■ Directive ■
Read the lines that follow and pick out every one containing the word "double".

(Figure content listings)
===

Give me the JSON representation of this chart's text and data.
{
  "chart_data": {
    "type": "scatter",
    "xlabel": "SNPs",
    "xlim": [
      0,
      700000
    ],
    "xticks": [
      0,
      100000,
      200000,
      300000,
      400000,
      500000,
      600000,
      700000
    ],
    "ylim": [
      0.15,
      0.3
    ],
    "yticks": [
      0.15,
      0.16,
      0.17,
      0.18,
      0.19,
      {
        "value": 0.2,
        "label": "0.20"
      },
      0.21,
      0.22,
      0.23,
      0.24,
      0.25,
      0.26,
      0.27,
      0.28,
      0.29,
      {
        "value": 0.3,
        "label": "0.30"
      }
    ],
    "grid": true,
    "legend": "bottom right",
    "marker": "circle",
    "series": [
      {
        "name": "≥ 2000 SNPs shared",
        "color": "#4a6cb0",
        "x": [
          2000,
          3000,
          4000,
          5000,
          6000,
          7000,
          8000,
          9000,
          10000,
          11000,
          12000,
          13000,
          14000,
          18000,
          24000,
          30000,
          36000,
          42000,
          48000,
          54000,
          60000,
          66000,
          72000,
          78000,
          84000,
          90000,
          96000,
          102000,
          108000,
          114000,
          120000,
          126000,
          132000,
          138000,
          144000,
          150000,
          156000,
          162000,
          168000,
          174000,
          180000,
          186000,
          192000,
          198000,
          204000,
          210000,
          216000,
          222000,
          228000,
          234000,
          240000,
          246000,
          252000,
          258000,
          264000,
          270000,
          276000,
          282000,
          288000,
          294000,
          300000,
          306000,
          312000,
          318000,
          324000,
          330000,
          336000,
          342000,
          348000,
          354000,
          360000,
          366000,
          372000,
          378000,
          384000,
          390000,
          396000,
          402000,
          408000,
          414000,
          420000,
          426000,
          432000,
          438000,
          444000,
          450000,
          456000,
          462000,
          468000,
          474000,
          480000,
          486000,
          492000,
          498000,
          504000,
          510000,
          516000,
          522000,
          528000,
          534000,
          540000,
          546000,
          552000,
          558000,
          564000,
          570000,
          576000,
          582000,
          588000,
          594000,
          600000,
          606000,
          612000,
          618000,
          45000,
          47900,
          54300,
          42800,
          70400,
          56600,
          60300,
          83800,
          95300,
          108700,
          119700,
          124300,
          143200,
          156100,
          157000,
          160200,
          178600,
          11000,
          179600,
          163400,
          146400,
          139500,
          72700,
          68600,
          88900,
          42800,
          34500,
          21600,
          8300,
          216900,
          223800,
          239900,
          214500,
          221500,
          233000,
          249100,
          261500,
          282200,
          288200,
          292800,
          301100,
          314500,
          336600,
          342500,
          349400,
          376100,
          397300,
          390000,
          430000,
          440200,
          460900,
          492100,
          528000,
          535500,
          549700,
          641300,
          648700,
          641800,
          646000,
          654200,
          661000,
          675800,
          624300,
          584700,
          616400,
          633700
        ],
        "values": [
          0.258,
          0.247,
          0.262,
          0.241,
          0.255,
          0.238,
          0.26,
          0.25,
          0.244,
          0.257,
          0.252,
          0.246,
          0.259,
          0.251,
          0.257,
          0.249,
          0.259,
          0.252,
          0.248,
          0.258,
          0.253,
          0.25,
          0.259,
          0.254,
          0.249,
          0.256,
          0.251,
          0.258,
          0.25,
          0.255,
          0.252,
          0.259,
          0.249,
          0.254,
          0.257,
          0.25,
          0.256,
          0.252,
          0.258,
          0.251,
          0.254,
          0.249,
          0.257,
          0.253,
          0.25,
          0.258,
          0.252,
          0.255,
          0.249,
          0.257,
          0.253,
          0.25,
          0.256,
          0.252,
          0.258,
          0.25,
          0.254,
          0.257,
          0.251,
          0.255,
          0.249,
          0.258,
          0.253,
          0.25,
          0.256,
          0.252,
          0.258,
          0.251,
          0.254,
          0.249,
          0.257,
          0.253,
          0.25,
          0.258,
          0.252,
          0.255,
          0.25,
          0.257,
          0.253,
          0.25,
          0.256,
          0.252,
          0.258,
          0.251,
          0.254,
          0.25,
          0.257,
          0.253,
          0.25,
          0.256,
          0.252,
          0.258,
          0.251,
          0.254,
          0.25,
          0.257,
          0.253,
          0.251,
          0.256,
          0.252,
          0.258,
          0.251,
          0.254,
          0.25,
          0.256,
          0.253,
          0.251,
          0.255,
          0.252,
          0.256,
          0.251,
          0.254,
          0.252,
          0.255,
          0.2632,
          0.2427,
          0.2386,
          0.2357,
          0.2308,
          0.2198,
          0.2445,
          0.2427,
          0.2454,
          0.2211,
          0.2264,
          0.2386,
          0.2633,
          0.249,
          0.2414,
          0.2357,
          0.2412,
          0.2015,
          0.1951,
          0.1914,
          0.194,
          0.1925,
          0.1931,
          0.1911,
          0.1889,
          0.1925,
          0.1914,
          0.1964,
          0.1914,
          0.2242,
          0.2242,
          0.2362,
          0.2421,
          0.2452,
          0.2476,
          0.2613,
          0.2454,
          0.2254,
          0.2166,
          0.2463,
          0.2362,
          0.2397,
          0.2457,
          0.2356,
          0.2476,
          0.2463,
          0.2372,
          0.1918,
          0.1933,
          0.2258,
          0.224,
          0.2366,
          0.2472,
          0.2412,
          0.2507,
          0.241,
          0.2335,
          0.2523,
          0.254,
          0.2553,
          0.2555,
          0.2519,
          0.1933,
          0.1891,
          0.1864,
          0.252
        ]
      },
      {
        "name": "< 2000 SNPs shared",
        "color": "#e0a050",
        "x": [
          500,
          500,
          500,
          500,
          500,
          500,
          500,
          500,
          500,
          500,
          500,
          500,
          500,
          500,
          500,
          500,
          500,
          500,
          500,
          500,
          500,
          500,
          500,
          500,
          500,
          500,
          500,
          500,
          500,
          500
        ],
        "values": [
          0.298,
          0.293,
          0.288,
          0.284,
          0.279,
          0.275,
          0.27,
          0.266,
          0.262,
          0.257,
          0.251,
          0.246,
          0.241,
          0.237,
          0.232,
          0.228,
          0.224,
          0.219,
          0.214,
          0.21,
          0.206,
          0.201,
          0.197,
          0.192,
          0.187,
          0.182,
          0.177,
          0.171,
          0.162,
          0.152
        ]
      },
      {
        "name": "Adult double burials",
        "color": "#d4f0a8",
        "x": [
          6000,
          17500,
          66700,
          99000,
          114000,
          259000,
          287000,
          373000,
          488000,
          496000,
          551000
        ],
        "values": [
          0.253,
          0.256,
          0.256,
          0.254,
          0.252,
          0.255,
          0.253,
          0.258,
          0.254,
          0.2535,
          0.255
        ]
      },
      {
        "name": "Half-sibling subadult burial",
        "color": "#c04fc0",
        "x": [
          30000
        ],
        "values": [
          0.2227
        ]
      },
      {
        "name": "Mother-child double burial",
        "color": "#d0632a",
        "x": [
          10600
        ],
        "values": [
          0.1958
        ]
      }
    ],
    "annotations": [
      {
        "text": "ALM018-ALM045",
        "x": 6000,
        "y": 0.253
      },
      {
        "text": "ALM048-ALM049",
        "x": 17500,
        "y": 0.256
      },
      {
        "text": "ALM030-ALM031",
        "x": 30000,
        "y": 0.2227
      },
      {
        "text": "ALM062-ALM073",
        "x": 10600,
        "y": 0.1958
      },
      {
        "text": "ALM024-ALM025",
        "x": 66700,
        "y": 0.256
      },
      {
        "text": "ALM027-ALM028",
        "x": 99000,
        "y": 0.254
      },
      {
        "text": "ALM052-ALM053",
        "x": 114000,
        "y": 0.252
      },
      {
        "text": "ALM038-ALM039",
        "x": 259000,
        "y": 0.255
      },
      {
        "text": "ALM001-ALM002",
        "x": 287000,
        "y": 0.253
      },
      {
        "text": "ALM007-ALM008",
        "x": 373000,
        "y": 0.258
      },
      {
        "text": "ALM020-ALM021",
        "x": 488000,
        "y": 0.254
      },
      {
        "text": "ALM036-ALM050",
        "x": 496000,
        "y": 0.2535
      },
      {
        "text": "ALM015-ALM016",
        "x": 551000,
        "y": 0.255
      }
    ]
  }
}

===

■ Reply to the task ■
        "name": "Adult double burials",
        "name": "Mother-child double burial",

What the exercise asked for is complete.